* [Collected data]
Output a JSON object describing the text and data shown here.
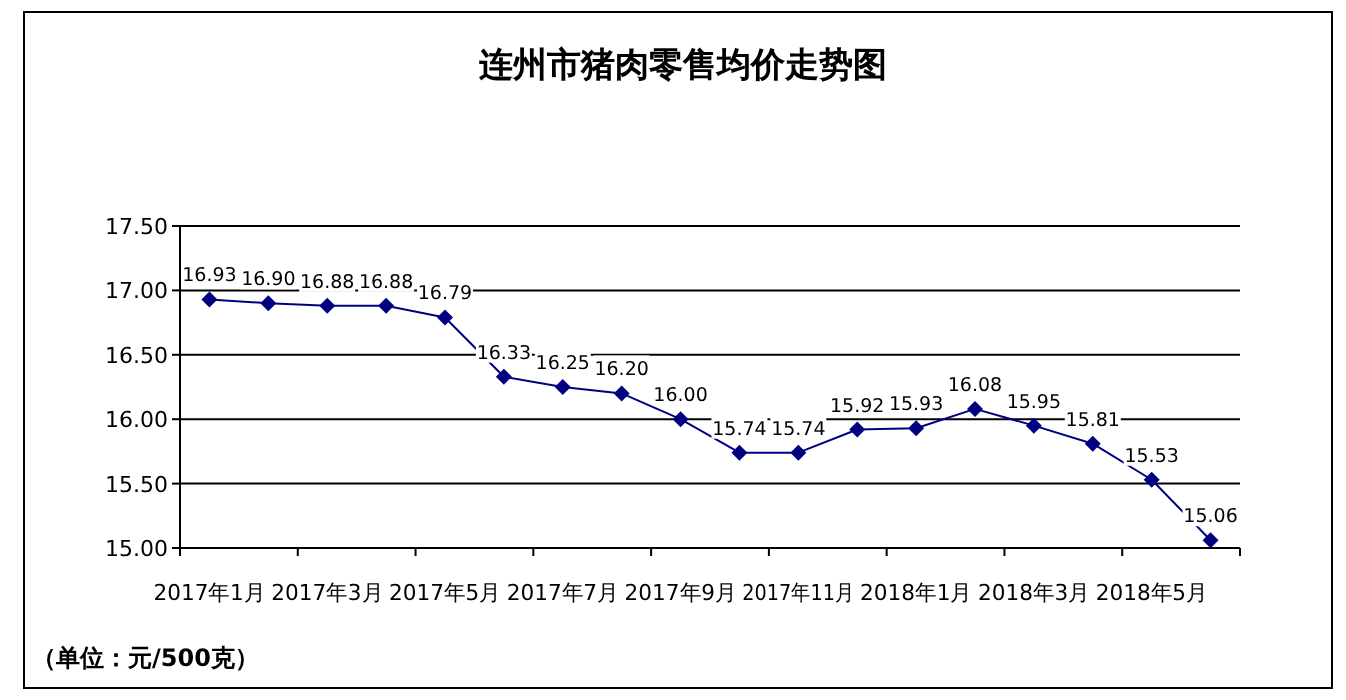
{
  "chart_data": {
    "type": "line",
    "title": "连州市猪肉零售均价走势图",
    "categories": [
      "2017年1月",
      null,
      "2017年3月",
      null,
      "2017年5月",
      null,
      "2017年7月",
      null,
      "2017年9月",
      null,
      "2017年11月",
      null,
      "2018年1月",
      null,
      "2018年3月",
      null,
      "2018年5月",
      null
    ],
    "series": [
      {
        "color": "#000080",
        "values": [
          16.93,
          16.9,
          16.88,
          16.88,
          16.79,
          16.33,
          16.25,
          16.2,
          16.0,
          15.74,
          15.74,
          15.92,
          15.93,
          16.08,
          15.95,
          15.81,
          15.53,
          15.06
        ],
        "value_labels": [
          "16.93",
          "16.90",
          "16.88",
          "16.88",
          "16.79",
          "16.33",
          "16.25",
          "16.20",
          "16.00",
          "15.74",
          "15.74",
          "15.92",
          "15.93",
          "16.08",
          "15.95",
          "15.81",
          "15.53",
          "15.06"
        ]
      }
    ],
    "ylim": [
      15.0,
      17.5
    ],
    "yticks": [
      "15.00",
      "15.50",
      "16.00",
      "16.50",
      "17.00",
      "17.50"
    ],
    "grid": "y",
    "marker": "diamond",
    "line_style": "solid",
    "annotations": [
      "（单位：元/500克）"
    ]
  }
}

* [Task to complete]
Give every record back exactly as it reads, with no images.

* [Finished answer]
Output a JSON object describing the text and data shown here.
{
  "chart_data": {
    "type": "line",
    "title": "连州市猪肉零售均价走势图",
    "categories": [
      "2017年1月",
      null,
      "2017年3月",
      null,
      "2017年5月",
      null,
      "2017年7月",
      null,
      "2017年9月",
      null,
      "2017年11月",
      null,
      "2018年1月",
      null,
      "2018年3月",
      null,
      "2018年5月",
      null
    ],
    "series": [
      {
        "color": "#000080",
        "values": [
          16.93,
          16.9,
          16.88,
          16.88,
          16.79,
          16.33,
          16.25,
          16.2,
          16.0,
          15.74,
          15.74,
          15.92,
          15.93,
          16.08,
          15.95,
          15.81,
          15.53,
          15.06
        ],
        "value_labels": [
          "16.93",
          "16.90",
          "16.88",
          "16.88",
          "16.79",
          "16.33",
          "16.25",
          "16.20",
          "16.00",
          "15.74",
          "15.74",
          "15.92",
          "15.93",
          "16.08",
          "15.95",
          "15.81",
          "15.53",
          "15.06"
        ]
      }
    ],
    "ylim": [
      15.0,
      17.5
    ],
    "yticks": [
      "15.00",
      "15.50",
      "16.00",
      "16.50",
      "17.00",
      "17.50"
    ],
    "grid": "y",
    "marker": "diamond",
    "line_style": "solid",
    "annotations": [
      "（单位：元/500克）"
    ]
  }
}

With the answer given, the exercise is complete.